Work out how many lines of the listing hold the string "text", then answer with that number and nothing else.

>> Start

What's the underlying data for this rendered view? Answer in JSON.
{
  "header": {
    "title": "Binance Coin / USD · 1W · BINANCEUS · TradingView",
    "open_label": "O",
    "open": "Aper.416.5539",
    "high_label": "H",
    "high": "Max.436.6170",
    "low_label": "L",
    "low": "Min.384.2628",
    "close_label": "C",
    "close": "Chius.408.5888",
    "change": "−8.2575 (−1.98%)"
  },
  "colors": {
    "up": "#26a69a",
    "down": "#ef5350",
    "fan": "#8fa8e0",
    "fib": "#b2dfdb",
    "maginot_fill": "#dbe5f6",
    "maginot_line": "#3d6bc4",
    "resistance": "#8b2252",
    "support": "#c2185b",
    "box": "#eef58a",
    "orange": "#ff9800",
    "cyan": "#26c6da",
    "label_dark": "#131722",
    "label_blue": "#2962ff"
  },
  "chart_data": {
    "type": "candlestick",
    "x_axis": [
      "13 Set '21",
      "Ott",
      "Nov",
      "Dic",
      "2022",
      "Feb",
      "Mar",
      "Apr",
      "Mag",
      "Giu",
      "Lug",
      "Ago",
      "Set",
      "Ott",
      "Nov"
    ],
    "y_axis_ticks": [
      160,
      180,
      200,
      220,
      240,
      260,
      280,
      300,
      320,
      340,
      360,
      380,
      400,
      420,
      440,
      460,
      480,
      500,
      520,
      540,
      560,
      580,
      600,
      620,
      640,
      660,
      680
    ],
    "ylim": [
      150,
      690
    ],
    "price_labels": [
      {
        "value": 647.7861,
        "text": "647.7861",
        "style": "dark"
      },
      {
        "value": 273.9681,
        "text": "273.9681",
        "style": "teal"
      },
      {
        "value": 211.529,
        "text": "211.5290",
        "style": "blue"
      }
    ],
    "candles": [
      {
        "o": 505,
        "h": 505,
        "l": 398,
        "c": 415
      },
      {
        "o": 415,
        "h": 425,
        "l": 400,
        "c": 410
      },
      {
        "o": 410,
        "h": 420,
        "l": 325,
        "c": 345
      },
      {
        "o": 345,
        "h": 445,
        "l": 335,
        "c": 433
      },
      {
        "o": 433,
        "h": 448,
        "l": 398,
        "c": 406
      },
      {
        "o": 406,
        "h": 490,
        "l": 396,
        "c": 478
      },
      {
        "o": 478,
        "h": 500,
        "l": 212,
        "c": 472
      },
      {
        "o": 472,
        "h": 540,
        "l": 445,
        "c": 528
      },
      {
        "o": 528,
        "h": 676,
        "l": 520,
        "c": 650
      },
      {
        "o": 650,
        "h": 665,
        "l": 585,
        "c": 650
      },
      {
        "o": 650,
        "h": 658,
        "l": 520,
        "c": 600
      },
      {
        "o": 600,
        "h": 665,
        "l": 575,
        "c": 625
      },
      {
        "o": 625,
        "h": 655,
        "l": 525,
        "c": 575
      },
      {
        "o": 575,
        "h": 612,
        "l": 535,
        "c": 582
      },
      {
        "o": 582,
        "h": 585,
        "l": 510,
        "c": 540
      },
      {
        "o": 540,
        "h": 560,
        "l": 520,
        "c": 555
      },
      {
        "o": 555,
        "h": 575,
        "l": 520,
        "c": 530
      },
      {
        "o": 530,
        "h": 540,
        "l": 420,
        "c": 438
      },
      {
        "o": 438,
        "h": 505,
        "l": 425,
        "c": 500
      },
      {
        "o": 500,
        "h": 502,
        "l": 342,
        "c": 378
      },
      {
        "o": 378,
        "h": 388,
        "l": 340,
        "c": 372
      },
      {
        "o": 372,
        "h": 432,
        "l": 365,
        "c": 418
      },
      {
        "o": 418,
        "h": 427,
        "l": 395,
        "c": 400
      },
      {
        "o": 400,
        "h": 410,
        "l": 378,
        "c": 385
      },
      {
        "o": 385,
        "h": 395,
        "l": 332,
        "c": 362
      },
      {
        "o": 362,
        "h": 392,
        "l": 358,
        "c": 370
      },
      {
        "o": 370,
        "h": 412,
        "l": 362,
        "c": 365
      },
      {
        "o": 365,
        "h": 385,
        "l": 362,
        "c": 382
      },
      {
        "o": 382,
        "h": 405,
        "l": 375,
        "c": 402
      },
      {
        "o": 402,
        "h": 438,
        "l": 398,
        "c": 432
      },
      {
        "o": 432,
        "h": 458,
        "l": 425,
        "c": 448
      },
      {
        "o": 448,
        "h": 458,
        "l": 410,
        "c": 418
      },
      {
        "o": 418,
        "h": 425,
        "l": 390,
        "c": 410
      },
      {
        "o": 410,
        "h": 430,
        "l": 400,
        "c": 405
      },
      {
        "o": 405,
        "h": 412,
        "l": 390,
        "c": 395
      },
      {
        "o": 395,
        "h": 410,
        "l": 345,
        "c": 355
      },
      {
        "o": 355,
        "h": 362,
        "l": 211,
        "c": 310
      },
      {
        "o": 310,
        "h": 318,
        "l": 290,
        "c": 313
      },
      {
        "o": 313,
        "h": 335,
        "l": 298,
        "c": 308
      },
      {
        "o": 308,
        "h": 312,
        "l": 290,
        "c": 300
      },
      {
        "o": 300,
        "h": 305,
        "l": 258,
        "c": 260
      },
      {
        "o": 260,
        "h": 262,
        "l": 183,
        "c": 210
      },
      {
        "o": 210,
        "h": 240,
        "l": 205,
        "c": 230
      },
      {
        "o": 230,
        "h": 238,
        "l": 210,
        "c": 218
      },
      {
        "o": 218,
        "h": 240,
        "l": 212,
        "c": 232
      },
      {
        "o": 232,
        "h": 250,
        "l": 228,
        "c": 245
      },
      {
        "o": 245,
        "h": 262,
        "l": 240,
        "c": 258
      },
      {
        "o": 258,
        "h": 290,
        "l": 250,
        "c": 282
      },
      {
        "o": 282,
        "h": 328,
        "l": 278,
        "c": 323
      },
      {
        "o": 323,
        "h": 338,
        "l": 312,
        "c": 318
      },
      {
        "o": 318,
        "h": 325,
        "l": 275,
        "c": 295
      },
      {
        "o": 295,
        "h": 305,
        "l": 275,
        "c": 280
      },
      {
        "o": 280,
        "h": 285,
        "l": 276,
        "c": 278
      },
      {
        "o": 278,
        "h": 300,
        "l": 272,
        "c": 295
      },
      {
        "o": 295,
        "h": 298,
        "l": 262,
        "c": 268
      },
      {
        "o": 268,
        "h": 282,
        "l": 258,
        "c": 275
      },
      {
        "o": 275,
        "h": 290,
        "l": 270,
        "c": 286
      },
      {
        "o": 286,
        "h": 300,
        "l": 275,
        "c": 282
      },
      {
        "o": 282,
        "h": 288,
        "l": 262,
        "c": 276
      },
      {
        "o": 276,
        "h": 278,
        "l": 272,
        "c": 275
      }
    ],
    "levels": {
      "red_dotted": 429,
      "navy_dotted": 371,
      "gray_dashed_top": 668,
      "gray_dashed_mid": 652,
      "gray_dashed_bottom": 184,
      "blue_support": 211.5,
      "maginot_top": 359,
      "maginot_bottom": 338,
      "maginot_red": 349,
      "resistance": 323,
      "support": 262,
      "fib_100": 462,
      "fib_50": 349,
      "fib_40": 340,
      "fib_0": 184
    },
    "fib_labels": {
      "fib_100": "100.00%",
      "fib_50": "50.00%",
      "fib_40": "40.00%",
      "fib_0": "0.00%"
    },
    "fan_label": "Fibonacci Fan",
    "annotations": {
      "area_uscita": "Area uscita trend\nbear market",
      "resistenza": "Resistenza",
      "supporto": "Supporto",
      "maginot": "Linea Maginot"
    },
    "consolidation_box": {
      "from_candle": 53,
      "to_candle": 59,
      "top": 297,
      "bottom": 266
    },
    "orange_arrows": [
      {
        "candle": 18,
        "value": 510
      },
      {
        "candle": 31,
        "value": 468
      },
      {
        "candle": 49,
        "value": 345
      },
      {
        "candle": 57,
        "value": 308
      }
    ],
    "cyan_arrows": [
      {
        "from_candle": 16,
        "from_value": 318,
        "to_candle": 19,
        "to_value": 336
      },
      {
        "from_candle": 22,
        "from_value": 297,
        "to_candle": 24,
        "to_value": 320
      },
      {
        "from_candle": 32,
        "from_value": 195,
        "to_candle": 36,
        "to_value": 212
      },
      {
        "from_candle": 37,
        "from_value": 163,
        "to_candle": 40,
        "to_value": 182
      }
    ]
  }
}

>> End

Written response:
3